[Dataset items]

## Start

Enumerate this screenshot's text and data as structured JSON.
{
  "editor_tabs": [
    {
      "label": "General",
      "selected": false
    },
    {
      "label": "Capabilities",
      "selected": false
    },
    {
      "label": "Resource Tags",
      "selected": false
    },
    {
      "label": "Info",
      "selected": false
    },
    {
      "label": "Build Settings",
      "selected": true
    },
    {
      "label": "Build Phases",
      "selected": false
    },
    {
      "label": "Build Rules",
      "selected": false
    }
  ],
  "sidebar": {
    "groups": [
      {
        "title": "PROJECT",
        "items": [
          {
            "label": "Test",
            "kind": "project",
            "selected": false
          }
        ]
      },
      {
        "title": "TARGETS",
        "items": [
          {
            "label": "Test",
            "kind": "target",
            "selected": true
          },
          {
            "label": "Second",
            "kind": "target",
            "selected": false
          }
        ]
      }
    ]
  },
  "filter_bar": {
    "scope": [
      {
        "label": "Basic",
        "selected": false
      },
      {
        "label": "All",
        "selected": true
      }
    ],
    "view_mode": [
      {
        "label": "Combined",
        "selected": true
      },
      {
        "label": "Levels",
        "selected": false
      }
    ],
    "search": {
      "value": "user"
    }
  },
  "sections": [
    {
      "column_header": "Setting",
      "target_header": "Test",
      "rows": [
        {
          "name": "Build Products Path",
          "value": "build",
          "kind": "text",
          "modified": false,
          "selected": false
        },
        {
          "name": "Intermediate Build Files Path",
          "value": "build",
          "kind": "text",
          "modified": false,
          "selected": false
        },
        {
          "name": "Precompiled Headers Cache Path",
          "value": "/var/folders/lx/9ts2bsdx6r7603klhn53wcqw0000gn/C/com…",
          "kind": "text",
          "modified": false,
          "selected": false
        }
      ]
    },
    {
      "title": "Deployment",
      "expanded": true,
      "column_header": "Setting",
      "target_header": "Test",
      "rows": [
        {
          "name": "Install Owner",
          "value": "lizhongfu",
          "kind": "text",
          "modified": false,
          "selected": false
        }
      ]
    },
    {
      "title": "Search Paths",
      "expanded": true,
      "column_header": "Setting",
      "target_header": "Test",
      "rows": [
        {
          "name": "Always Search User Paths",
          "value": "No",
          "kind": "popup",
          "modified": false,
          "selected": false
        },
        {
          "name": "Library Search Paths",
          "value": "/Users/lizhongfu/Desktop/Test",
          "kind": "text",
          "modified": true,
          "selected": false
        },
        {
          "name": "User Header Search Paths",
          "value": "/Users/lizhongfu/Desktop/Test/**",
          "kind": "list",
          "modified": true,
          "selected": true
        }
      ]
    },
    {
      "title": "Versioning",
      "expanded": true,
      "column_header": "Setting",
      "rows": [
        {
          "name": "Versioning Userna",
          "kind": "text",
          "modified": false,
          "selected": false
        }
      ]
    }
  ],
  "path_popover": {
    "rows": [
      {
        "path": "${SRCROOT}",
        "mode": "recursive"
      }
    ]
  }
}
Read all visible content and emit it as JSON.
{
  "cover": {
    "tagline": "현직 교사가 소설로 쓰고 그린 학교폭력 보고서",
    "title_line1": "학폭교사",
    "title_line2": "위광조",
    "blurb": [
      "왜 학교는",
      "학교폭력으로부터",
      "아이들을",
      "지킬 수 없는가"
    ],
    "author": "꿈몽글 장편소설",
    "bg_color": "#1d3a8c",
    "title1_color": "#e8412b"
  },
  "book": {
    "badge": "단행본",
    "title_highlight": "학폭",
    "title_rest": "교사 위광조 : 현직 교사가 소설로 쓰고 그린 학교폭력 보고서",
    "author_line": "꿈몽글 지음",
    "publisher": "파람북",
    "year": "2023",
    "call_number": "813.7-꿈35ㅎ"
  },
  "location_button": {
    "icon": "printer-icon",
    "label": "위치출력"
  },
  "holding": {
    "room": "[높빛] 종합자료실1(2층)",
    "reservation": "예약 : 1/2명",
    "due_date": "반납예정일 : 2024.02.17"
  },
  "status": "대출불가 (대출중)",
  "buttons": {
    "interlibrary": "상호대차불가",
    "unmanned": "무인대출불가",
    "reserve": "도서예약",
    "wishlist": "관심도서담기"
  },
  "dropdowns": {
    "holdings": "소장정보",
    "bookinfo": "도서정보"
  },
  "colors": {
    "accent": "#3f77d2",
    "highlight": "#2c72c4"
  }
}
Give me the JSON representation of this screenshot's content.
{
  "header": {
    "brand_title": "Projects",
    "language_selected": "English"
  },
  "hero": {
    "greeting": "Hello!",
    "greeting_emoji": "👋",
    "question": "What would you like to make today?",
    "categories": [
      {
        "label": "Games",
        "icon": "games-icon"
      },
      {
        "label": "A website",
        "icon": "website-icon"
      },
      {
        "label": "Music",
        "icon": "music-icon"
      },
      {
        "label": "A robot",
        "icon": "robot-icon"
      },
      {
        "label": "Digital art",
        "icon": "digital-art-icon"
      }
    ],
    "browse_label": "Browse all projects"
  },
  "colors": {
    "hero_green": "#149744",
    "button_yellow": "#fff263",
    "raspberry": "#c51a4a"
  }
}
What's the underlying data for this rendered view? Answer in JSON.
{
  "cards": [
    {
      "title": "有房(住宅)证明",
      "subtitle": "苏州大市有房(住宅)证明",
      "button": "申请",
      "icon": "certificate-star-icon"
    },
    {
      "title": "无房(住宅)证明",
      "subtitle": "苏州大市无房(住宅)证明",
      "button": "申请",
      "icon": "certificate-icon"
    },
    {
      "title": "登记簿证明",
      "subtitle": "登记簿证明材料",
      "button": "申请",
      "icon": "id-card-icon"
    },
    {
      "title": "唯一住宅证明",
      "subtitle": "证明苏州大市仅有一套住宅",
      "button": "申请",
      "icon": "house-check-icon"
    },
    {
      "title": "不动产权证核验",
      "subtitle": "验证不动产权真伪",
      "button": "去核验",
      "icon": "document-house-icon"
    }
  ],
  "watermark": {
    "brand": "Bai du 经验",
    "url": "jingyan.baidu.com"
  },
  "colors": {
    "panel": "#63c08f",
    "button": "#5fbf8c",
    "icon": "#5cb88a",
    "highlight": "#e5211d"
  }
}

## End

*GOAL*: Write out the material exactly as given.

*FULL ANSWER*:
Enumerate this screenshot's text and data as structured JSON.
{
  "editor_tabs": [
    {
      "label": "General",
      "selected": false
    },
    {
      "label": "Capabilities",
      "selected": false
    },
    {
      "label": "Resource Tags",
      "selected": false
    },
    {
      "label": "Info",
      "selected": false
    },
    {
      "label": "Build Settings",
      "selected": true
    },
    {
      "label": "Build Phases",
      "selected": false
    },
    {
      "label": "Build Rules",
      "selected": false
    }
  ],
  "sidebar": {
    "groups": [
      {
        "title": "PROJECT",
        "items": [
          {
            "label": "Test",
            "kind": "project",
            "selected": false
          }
        ]
      },
      {
        "title": "TARGETS",
        "items": [
          {
            "label": "Test",
            "kind": "target",
            "selected": true
          },
          {
            "label": "Second",
            "kind": "target",
            "selected": false
          }
        ]
      }
    ]
  },
  "filter_bar": {
    "scope": [
      {
        "label": "Basic",
        "selected": false
      },
      {
        "label": "All",
        "selected": true
      }
    ],
    "view_mode": [
      {
        "label": "Combined",
        "selected": true
      },
      {
        "label": "Levels",
        "selected": false
      }
    ],
    "search": {
      "value": "user"
    }
  },
  "sections": [
    {
      "column_header": "Setting",
      "target_header": "Test",
      "rows": [
        {
          "name": "Build Products Path",
          "value": "build",
          "kind": "text",
          "modified": false,
          "selected": false
        },
        {
          "name": "Intermediate Build Files Path",
          "value": "build",
          "kind": "text",
          "modified": false,
          "selected": false
        },
        {
          "name": "Precompiled Headers Cache Path",
          "value": "/var/folders/lx/9ts2bsdx6r7603klhn53wcqw0000gn/C/com…",
          "kind": "text",
          "modified": false,
          "selected": false
        }
      ]
    },
    {
      "title": "Deployment",
      "expanded": true,
      "column_header": "Setting",
      "target_header": "Test",
      "rows": [
        {
          "name": "Install Owner",
          "value": "lizhongfu",
          "kind": "text",
          "modified": false,
          "selected": false
        }
      ]
    },
    {
      "title": "Search Paths",
      "expanded": true,
      "column_header": "Setting",
      "target_header": "Test",
      "rows": [
        {
          "name": "Always Search User Paths",
          "value": "No",
          "kind": "popup",
          "modified": false,
          "selected": false
        },
        {
          "name": "Library Search Paths",
          "value": "/Users/lizhongfu/Desktop/Test",
          "kind": "text",
          "modified": true,
          "selected": false
        },
        {
          "name": "User Header Search Paths",
          "value": "/Users/lizhongfu/Desktop/Test/**",
          "kind": "list",
          "modified": true,
          "selected": true
        }
      ]
    },
    {
      "title": "Versioning",
      "expanded": true,
      "column_header": "Setting",
      "rows": [
        {
          "name": "Versioning Userna",
          "kind": "text",
          "modified": false,
          "selected": false
        }
      ]
    }
  ],
  "path_popover": {
    "rows": [
      {
        "path": "${SRCROOT}",
        "mode": "recursive"
      }
    ]
  }
}
Read all visible content and emit it as JSON.
{
  "cover": {
    "tagline": "현직 교사가 소설로 쓰고 그린 학교폭력 보고서",
    "title_line1": "학폭교사",
    "title_line2": "위광조",
    "blurb": [
      "왜 학교는",
      "학교폭력으로부터",
      "아이들을",
      "지킬 수 없는가"
    ],
    "author": "꿈몽글 장편소설",
    "bg_color": "#1d3a8c",
    "title1_color": "#e8412b"
  },
  "book": {
    "badge": "단행본",
    "title_highlight": "학폭",
    "title_rest": "교사 위광조 : 현직 교사가 소설로 쓰고 그린 학교폭력 보고서",
    "author_line": "꿈몽글 지음",
    "publisher": "파람북",
    "year": "2023",
    "call_number": "813.7-꿈35ㅎ"
  },
  "location_button": {
    "icon": "printer-icon",
    "label": "위치출력"
  },
  "holding": {
    "room": "[높빛] 종합자료실1(2층)",
    "reservation": "예약 : 1/2명",
    "due_date": "반납예정일 : 2024.02.17"
  },
  "status": "대출불가 (대출중)",
  "buttons": {
    "interlibrary": "상호대차불가",
    "unmanned": "무인대출불가",
    "reserve": "도서예약",
    "wishlist": "관심도서담기"
  },
  "dropdowns": {
    "holdings": "소장정보",
    "bookinfo": "도서정보"
  },
  "colors": {
    "accent": "#3f77d2",
    "highlight": "#2c72c4"
  }
}
Give me the JSON representation of this screenshot's content.
{
  "header": {
    "brand_title": "Projects",
    "language_selected": "English"
  },
  "hero": {
    "greeting": "Hello!",
    "greeting_emoji": "👋",
    "question": "What would you like to make today?",
    "categories": [
      {
        "label": "Games",
        "icon": "games-icon"
      },
      {
        "label": "A website",
        "icon": "website-icon"
      },
      {
        "label": "Music",
        "icon": "music-icon"
      },
      {
        "label": "A robot",
        "icon": "robot-icon"
      },
      {
        "label": "Digital art",
        "icon": "digital-art-icon"
      }
    ],
    "browse_label": "Browse all projects"
  },
  "colors": {
    "hero_green": "#149744",
    "button_yellow": "#fff263",
    "raspberry": "#c51a4a"
  }
}
What's the underlying data for this rendered view? Answer in JSON.
{
  "cards": [
    {
      "title": "有房(住宅)证明",
      "subtitle": "苏州大市有房(住宅)证明",
      "button": "申请",
      "icon": "certificate-star-icon"
    },
    {
      "title": "无房(住宅)证明",
      "subtitle": "苏州大市无房(住宅)证明",
      "button": "申请",
      "icon": "certificate-icon"
    },
    {
      "title": "登记簿证明",
      "subtitle": "登记簿证明材料",
      "button": "申请",
      "icon": "id-card-icon"
    },
    {
      "title": "唯一住宅证明",
      "subtitle": "证明苏州大市仅有一套住宅",
      "button": "申请",
      "icon": "house-check-icon"
    },
    {
      "title": "不动产权证核验",
      "subtitle": "验证不动产权真伪",
      "button": "去核验",
      "icon": "document-house-icon"
    }
  ],
  "watermark": {
    "brand": "Bai du 经验",
    "url": "jingyan.baidu.com"
  },
  "colors": {
    "panel": "#63c08f",
    "button": "#5fbf8c",
    "icon": "#5cb88a",
    "highlight": "#e5211d"
  }
}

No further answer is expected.